For the data below, give the number of lines that include the word "göra" and nothing else.
=== Section Start ===
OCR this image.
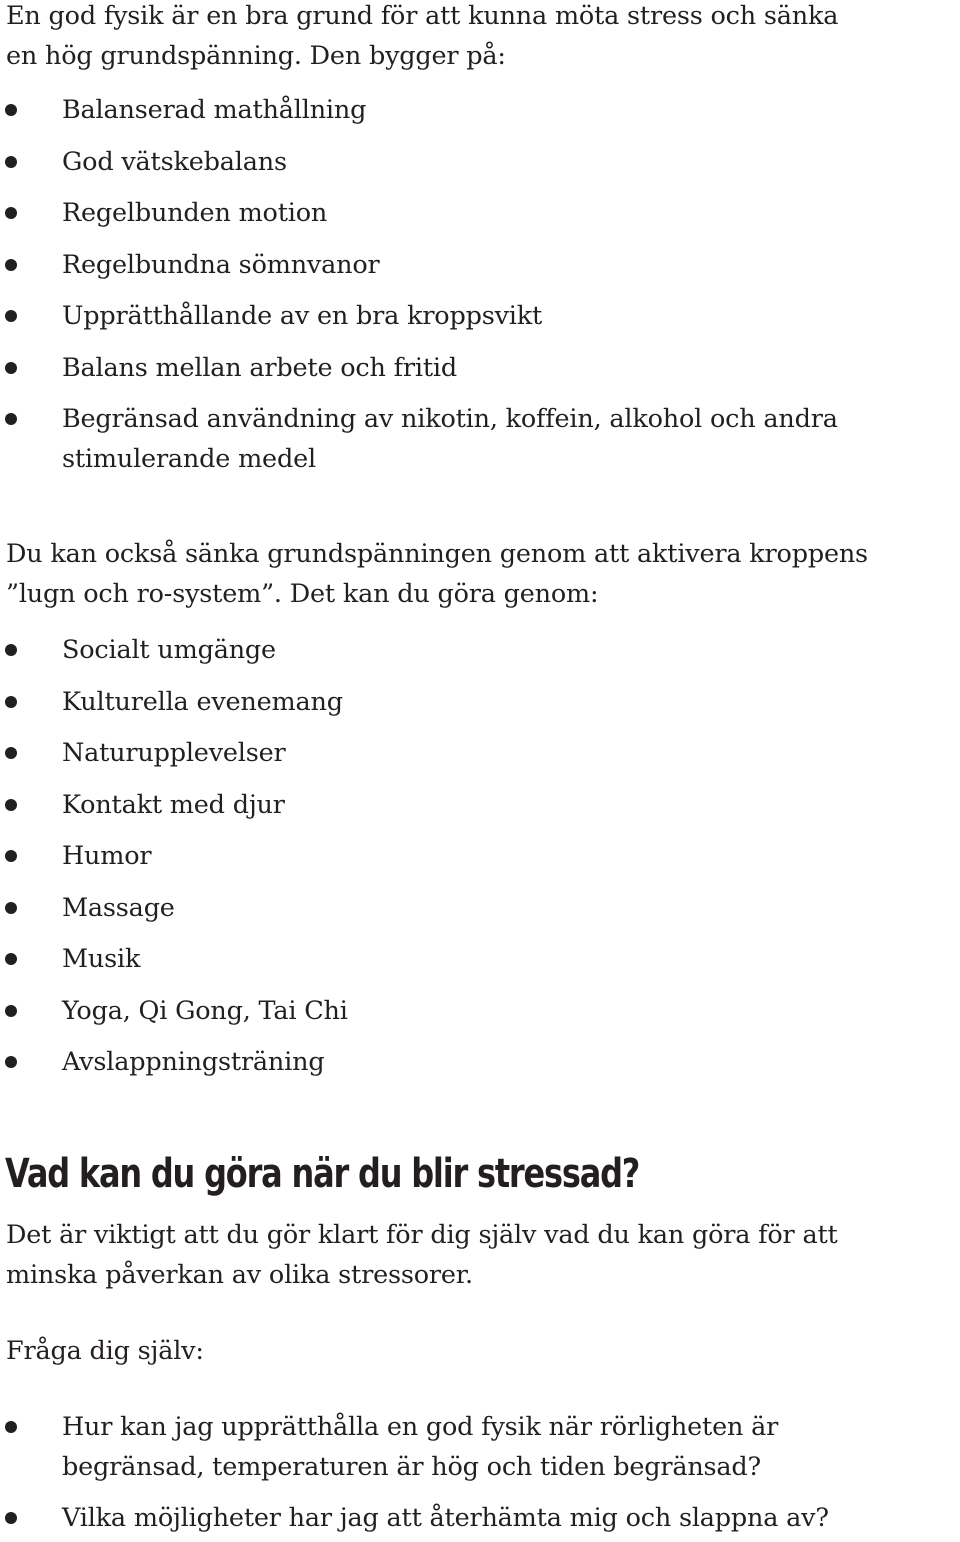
En god fysik är en bra grund för att kunna möta stress och sänka
en hög grundspänning. Den bygger på:

Balanserad mathållning
God vätskebalans
Regelbunden motion
Regelbundna sömnvanor
Upprätthållande av en bra kroppsvikt
Balans mellan arbete och fritid
Begränsad användning av nikotin, koffein, alkohol och andra
stimulerande medel

Du kan också sänka grundspänningen genom att aktivera kroppens
”lugn och ro-system”. Det kan du göra genom:

Socialt umgänge
Kulturella evenemang
Naturupplevelser
Kontakt med djur
Humor
Massage
Musik
Yoga, Qi Gong, Tai Chi
Avslappningsträning
Vad kan du göra när du blir stressad?

Det är viktigt att du gör klart för dig själv vad du kan göra för att
minska påverkan av olika stressorer.

Fråga dig själv:

Hur kan jag upprätthålla en god fysik när rörligheten är
begränsad, temperaturen är hög och tiden begränsad?
Vilka möjligheter har jag att återhämta mig och slappna av?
=== Section End ===
▶ ANSWER BELOW
3